Trecho do documento:
● ● ●

Foto: Marcelo Camargo / Agência Brasil
O governo
Lula (PT) decidiu editar uma MP (medida provisória) que cria um fundo privado
de financiamento de bolsas para incentivar estudantes pobres a permanecerem no
ensino médio.
O fundo
receberá até R$ 20 bilhões da União, em recursos do Orçamento ou ações de
empresas estatais, e pode ser abastecido por recursos gerados por leilões de
exploração do pré-sal, a partir de contrapartida social imposta às empresas.
A previsão
é que a MP seja publicada no Diário Oficial da União ainda nesta terça (28).
Por ser um
fundo ser privado, a utilização dos recursos ficaria fora das regras fiscais
após os aportes da União. Mas restam dúvidas sobre como os repasses serão
classificados dentro das normas do novo arcabouço fiscal.
O plano do
governo é, a partir do próximo ano, pagar uma bolsa para que jovens pobres não
abandonem a escola. Os alunos poderão receber uma quantia a cada mês e ainda
retirar uma parcela, que ficará em uma poupança, ao fim do ano letivo.
O programa
será voltado a jovens de famílias inscritas no Cadastro Único, porta de entrada
para programas sociais, e dará prioridade a famílias com renda per capita de
até R$ 218,00.
Já havia o
anúncio de criação desse programa, mas integrantes do governo, como o ministro
da Educação, Camilo Santana, indicaram indefinições sobre tocá-lo por projeto
de lei ou MP. Também não estava decidido a composição de um fundo específico
para isso.
Detalhes
sobre valores de bolsas, formas de pagamento e operacionalização do programa
serão estipulados em outro texto legal, a ser editado pelos ministérios da
Educação e da Fazenda. Haverá contrapartidas para os beneficiários, como
frequência, aprovação e participação em exames, como o Saeb (avaliação federal
da educação básica) e o Enem, no caso de alunos do 3º ano.
O volume do
aporte da União para 2024 ainda será definido. Isso passa por negociação
interna no governo.
"Para
fins de avaliação do impacto orçamentário, é importante ressaltar que a
definição de valores da poupança por aluno e o alcance da proposta em termos de
público está condicionada à integralização de cotas, sendo limitado ao teto de
R$ 20 bilhões, no caso da União", diz manifestação de motivos, obtida pela
Folha de S.Paulo.
"Estando
a integralização de cotas pela União condicionada à disponibilidade
orçamentária no referido fundo privado, a medida provisória determina que
valores, formas de pagamento e critérios de operacionalização e utilização da
poupança serão definidos posteriormente em ato dos ministros de Estado da
Educação e da Fazenda."
Trata-se da
criação de um fundo privado da Caixa Econômica Federal com participação da
União e de outros cotistas, pessoas físicas ou jurídicas, de direito público ou
privado. Ainda há previsão de que estados e municípios possam fazer aportes.

● ● ●

Transcreva, sem nenhuma alteração, a passagem da reportagem sobre o fundo de bolsas para o ensino médio que começa em "O volume do" e segue até "Folha de S.Paulo.".

● ● ●

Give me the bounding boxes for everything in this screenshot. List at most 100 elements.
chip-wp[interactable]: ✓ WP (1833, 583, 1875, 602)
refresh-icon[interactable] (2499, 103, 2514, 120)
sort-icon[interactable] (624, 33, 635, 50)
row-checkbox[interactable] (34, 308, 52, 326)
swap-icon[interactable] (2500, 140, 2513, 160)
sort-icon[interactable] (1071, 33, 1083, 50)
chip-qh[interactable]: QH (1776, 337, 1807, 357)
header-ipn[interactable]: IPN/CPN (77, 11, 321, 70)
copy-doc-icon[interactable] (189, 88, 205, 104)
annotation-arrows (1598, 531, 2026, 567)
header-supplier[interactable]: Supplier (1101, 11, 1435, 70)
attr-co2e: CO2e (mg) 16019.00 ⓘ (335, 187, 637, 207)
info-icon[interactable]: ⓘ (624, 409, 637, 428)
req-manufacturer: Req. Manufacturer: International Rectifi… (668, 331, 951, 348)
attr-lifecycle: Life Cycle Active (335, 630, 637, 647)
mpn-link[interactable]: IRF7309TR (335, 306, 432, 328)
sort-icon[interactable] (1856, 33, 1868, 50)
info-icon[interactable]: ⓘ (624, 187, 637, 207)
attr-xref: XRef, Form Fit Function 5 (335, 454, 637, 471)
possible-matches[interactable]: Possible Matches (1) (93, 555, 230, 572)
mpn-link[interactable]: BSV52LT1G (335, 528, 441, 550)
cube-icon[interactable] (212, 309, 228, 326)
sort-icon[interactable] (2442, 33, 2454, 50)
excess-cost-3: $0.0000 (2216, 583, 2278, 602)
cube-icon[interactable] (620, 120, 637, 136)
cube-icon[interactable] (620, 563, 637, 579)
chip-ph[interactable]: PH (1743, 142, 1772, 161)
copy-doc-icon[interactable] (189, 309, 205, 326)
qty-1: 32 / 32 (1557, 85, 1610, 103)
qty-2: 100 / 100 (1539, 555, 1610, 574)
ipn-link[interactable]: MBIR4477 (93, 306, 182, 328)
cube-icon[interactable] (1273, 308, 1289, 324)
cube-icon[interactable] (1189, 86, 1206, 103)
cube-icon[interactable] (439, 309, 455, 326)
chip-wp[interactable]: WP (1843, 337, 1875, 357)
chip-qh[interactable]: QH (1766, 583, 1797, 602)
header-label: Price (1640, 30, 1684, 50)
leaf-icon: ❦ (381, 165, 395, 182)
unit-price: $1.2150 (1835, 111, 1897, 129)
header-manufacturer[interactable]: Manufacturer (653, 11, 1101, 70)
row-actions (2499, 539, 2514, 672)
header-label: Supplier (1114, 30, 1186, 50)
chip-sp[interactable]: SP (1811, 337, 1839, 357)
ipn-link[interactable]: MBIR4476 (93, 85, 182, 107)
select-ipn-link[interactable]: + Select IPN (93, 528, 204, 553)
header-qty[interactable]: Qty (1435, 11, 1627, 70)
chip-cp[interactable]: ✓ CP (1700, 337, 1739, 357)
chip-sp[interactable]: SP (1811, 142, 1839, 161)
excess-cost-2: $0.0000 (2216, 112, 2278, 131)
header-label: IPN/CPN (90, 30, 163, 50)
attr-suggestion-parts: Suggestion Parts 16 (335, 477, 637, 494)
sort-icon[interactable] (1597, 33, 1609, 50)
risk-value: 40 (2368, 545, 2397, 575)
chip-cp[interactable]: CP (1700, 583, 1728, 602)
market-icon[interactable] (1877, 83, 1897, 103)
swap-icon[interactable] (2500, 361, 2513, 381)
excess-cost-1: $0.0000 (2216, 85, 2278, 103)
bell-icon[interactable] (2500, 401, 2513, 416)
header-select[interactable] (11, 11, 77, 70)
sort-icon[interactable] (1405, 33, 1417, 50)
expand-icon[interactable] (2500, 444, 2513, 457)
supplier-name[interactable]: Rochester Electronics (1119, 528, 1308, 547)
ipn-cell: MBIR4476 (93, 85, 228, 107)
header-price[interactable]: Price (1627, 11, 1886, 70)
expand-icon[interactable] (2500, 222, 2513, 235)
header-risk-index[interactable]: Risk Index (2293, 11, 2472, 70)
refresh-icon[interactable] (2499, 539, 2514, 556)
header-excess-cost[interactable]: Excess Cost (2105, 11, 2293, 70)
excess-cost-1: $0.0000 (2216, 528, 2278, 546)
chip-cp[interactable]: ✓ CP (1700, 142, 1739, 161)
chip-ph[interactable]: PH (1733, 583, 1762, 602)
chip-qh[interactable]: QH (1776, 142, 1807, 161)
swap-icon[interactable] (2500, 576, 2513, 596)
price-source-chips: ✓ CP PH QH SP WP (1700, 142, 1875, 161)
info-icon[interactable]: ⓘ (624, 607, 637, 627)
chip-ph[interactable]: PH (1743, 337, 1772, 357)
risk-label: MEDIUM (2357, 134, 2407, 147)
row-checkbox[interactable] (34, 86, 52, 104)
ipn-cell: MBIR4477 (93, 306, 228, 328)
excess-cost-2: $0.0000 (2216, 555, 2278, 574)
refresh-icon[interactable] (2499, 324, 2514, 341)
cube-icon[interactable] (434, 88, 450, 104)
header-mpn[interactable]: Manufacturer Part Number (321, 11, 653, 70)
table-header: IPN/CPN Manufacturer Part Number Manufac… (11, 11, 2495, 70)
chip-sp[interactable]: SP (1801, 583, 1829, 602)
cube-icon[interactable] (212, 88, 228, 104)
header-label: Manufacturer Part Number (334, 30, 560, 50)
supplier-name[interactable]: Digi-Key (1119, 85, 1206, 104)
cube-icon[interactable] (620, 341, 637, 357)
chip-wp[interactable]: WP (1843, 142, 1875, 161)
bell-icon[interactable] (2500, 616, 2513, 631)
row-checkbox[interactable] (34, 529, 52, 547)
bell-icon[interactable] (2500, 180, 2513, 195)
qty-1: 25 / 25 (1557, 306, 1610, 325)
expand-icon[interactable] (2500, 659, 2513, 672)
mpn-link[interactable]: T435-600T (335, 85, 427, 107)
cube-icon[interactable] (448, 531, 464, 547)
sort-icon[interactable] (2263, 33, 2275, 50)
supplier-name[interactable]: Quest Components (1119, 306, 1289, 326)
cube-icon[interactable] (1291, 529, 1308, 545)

● ● ●

Problema resolvido:
O volume do
aporte da União para 2024 ainda será definido. Isso passa por negociação
interna no governo.
"Para
fins de avaliação do impacto orçamentário, é importante ressaltar que a
definição de valores da poupança por aluno e o alcance da proposta em termos de
público está condicionada à integralização de cotas, sendo limitado ao teto de
R$ 20 bilhões, no caso da União", diz manifestação de motivos, obtida pela
Folha de S.Paulo.